Collect all lines below with the string "Pulsando".

- - - - - - -

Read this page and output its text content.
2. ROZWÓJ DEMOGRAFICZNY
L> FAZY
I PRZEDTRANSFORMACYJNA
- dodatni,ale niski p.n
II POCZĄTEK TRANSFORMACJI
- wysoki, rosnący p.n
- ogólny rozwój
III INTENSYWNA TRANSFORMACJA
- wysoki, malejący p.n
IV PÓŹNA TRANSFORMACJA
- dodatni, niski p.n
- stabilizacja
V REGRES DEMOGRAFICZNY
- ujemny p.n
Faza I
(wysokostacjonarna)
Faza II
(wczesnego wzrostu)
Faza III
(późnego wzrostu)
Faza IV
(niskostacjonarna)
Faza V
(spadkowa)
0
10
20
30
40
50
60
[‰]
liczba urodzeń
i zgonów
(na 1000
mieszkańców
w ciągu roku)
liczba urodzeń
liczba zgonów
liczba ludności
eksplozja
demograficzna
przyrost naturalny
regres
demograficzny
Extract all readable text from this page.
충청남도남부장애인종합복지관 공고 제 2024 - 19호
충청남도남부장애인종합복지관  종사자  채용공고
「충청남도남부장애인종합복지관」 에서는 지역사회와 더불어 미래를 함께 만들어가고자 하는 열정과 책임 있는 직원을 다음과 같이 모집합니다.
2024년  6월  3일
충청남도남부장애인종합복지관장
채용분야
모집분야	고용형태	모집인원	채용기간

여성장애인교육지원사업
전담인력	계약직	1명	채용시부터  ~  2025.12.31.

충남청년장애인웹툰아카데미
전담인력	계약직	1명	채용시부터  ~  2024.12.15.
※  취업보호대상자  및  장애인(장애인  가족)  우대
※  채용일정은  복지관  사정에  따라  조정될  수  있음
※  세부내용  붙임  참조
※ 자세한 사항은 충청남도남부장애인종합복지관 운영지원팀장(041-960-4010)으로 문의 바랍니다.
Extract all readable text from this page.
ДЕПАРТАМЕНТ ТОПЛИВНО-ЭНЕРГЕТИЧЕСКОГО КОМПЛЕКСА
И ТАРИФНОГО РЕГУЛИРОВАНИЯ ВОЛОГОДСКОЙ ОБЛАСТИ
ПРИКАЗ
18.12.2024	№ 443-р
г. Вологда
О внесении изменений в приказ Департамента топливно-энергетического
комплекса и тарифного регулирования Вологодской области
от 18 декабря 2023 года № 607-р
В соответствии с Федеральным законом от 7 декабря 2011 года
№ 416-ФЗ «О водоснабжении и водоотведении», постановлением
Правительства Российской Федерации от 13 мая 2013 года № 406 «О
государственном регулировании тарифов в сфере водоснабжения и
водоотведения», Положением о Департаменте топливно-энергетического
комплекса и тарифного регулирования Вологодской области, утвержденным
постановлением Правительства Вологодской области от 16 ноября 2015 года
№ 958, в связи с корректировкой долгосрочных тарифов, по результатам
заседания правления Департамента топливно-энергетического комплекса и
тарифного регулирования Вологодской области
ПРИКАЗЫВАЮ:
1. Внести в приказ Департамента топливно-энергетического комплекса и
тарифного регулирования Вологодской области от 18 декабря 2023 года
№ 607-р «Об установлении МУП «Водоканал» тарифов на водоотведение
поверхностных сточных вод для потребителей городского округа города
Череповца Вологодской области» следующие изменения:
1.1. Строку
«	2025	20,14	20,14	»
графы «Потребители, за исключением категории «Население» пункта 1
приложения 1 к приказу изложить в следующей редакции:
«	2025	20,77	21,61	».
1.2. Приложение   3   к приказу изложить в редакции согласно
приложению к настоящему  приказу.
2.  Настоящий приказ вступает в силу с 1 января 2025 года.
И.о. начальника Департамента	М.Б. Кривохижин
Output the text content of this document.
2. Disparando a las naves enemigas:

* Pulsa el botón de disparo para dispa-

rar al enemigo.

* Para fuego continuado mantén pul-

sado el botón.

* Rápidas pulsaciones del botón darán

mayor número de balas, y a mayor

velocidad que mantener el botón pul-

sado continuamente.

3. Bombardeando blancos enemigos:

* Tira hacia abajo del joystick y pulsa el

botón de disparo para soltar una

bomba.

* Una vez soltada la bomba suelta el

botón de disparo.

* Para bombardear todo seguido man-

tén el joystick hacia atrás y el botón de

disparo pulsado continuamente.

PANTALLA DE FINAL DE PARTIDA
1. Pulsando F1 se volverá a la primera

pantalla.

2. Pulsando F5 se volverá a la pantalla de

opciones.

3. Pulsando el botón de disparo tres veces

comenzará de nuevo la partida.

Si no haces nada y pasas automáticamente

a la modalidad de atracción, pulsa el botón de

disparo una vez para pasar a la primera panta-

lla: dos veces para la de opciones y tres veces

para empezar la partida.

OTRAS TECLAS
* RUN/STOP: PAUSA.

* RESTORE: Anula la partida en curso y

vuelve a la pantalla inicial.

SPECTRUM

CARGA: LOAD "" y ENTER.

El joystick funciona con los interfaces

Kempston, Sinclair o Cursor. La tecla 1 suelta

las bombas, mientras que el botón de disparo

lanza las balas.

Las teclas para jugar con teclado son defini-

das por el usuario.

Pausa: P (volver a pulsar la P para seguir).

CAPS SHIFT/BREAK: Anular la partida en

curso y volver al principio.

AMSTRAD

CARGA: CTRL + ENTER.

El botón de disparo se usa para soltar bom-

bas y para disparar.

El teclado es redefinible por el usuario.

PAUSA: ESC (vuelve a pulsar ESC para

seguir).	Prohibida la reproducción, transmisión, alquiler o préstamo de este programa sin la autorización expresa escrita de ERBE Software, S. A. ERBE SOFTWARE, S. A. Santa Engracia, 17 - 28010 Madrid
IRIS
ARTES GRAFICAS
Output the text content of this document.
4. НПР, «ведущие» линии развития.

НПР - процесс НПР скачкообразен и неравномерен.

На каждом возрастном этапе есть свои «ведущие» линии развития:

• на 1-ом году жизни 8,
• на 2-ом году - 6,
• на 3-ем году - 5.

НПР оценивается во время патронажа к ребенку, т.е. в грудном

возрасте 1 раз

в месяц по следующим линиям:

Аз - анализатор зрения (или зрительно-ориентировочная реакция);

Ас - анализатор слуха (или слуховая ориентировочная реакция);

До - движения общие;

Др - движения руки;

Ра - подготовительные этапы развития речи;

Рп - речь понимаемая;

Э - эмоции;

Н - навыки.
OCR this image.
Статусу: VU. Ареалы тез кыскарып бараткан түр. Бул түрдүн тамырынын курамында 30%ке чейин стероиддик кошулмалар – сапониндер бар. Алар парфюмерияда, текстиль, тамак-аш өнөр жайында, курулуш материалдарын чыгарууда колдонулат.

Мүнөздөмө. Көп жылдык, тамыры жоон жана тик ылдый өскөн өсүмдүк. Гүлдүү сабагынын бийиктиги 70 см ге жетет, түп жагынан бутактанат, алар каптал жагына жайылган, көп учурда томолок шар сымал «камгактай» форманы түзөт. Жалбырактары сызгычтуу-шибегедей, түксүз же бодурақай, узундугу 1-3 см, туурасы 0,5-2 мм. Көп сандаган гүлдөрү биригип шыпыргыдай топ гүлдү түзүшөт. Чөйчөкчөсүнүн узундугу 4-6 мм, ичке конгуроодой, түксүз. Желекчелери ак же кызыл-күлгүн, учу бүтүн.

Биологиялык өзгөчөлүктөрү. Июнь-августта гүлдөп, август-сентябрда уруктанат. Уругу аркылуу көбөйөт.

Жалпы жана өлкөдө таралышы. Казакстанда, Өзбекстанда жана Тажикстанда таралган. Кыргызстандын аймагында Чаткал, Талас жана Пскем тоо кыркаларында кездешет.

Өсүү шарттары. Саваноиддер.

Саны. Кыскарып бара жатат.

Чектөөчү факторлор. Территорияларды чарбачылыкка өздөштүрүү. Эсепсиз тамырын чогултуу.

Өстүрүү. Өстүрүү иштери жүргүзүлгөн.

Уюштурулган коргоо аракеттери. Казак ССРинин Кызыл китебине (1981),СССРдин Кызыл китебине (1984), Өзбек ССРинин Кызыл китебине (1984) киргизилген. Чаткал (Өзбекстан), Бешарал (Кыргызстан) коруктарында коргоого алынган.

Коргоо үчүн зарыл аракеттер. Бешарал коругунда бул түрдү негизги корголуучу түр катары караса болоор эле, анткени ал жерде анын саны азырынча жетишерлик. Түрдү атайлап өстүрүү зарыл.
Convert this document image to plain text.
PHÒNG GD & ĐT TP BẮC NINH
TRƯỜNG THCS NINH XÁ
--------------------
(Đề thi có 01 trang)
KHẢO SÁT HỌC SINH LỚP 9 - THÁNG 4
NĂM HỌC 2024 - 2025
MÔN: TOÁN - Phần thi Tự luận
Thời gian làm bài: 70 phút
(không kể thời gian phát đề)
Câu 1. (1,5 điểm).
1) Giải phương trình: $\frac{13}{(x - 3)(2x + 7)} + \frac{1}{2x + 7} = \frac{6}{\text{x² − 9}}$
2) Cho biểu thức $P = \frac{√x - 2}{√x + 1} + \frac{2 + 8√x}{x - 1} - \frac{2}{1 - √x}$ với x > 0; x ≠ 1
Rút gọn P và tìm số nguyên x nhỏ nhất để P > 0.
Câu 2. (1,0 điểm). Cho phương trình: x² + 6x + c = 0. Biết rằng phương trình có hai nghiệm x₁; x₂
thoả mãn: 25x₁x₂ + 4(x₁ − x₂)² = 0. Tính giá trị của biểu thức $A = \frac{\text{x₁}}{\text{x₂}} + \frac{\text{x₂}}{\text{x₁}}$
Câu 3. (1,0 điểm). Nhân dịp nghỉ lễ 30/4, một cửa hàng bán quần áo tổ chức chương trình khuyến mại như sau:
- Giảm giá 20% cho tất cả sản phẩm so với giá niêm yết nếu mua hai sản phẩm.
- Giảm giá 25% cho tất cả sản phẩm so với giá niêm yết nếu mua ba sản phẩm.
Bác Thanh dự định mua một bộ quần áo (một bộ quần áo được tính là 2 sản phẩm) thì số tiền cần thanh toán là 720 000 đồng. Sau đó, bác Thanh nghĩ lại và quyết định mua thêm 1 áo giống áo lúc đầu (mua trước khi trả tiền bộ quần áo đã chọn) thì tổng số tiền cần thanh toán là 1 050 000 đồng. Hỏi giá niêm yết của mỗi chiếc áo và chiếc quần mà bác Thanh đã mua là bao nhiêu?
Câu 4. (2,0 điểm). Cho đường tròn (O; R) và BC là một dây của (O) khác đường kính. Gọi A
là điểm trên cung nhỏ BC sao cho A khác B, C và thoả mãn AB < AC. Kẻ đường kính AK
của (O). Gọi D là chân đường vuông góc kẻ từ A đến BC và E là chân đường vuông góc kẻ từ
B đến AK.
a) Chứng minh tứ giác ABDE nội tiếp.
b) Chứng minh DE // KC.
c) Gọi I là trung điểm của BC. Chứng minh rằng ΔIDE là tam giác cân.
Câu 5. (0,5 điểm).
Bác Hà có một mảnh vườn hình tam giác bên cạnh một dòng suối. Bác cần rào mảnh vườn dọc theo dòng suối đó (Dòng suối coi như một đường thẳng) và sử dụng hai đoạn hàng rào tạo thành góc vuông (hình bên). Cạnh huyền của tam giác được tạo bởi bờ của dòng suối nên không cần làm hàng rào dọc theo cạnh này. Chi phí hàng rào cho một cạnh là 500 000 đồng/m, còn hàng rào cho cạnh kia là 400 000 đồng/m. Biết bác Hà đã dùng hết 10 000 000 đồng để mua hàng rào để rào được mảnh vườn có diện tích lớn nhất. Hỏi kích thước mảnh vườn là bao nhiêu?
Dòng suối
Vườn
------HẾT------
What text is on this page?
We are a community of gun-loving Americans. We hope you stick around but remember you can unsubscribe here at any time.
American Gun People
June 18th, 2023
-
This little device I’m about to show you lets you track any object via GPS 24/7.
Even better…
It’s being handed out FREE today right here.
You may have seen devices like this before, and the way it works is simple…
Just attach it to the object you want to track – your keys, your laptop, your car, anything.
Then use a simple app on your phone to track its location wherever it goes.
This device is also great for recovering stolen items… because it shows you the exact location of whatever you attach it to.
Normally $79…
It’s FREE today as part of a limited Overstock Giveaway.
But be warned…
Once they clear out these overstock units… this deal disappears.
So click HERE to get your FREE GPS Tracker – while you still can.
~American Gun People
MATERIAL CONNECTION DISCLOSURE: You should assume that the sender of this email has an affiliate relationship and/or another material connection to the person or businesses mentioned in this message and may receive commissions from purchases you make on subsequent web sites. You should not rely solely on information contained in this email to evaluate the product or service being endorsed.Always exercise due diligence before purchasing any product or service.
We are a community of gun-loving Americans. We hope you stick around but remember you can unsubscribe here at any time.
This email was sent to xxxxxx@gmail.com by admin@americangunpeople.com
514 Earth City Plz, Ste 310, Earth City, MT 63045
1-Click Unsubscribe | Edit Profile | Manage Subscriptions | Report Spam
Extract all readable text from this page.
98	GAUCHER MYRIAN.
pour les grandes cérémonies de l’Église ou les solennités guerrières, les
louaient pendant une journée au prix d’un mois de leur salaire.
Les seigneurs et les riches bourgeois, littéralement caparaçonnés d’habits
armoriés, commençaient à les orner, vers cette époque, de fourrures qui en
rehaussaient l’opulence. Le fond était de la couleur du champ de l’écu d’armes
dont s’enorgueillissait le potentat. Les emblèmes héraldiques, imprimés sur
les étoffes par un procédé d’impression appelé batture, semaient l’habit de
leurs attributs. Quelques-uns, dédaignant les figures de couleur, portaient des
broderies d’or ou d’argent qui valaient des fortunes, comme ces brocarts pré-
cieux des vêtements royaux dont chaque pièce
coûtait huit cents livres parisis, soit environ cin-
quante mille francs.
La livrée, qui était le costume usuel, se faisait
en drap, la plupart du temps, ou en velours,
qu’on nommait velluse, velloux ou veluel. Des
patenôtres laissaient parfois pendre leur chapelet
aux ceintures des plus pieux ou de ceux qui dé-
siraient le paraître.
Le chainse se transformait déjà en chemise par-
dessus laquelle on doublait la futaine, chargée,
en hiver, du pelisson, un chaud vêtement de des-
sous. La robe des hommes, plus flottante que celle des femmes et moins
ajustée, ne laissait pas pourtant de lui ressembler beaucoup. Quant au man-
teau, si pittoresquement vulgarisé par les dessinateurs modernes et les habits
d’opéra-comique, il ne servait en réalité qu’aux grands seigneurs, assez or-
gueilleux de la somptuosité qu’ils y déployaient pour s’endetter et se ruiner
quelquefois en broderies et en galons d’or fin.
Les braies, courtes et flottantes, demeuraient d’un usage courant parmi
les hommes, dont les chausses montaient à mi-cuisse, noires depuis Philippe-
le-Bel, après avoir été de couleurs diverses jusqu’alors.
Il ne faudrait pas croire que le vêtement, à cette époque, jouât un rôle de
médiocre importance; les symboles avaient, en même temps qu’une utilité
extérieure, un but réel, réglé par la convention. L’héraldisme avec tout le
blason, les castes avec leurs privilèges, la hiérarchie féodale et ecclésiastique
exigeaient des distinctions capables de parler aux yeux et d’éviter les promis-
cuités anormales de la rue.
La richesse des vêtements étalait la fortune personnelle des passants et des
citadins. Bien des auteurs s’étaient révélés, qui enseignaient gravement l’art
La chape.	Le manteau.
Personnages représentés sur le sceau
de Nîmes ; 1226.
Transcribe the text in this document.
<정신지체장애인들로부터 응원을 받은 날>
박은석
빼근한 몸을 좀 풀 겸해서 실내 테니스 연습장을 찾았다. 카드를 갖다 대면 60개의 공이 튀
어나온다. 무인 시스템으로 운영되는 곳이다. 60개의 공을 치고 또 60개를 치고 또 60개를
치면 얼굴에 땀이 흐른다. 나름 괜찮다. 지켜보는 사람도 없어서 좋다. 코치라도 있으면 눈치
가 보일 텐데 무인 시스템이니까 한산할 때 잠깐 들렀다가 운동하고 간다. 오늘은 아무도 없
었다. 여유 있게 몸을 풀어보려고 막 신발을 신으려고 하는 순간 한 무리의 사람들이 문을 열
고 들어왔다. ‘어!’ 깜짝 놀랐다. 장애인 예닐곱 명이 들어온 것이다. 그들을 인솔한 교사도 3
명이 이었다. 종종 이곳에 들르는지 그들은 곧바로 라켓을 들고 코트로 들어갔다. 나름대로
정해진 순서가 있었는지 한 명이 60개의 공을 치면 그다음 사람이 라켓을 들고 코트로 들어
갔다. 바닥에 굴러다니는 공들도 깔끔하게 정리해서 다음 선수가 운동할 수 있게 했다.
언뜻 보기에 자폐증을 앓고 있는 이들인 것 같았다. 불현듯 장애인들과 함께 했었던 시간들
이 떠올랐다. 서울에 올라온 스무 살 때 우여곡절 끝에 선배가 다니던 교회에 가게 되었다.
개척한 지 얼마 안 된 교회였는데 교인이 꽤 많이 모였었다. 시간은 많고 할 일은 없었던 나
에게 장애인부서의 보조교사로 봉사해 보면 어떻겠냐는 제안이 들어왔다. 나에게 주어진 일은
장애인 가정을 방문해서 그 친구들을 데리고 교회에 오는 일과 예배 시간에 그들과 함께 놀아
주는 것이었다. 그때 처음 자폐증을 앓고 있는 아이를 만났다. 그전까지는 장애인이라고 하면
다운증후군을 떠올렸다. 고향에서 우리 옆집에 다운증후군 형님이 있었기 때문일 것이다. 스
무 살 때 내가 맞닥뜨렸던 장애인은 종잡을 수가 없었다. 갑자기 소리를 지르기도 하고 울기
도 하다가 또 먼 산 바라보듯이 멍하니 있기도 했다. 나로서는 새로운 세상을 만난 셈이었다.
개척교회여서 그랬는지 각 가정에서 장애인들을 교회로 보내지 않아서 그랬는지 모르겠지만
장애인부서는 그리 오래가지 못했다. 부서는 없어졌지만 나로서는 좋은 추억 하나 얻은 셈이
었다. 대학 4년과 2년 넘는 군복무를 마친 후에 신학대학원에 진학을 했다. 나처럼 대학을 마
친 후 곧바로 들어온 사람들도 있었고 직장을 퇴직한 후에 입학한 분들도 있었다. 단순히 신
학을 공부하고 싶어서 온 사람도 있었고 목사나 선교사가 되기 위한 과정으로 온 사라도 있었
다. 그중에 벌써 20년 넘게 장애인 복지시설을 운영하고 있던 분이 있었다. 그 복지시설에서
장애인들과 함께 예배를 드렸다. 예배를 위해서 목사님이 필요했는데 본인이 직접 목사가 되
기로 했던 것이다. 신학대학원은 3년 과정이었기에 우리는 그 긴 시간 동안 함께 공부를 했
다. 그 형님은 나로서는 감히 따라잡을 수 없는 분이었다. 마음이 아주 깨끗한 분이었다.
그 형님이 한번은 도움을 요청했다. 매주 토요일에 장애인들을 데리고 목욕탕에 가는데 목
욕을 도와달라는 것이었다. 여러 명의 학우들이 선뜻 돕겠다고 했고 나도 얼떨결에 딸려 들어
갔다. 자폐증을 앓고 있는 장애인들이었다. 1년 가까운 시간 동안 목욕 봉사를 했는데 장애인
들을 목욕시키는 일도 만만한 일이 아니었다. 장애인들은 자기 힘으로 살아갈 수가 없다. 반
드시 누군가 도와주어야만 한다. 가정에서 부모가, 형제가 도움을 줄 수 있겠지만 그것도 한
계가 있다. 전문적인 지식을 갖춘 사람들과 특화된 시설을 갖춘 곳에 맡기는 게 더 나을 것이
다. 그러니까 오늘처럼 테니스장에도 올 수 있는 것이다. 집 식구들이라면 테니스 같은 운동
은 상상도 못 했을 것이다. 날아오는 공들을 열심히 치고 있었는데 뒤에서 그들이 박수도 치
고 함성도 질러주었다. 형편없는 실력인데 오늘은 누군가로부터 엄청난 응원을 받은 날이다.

- - - - - - -

### Right answer
1. Pulsando F1 se volverá a la primera
2. Pulsando F5 se volverá a la pantalla de
3. Pulsando el botón de disparo tres veces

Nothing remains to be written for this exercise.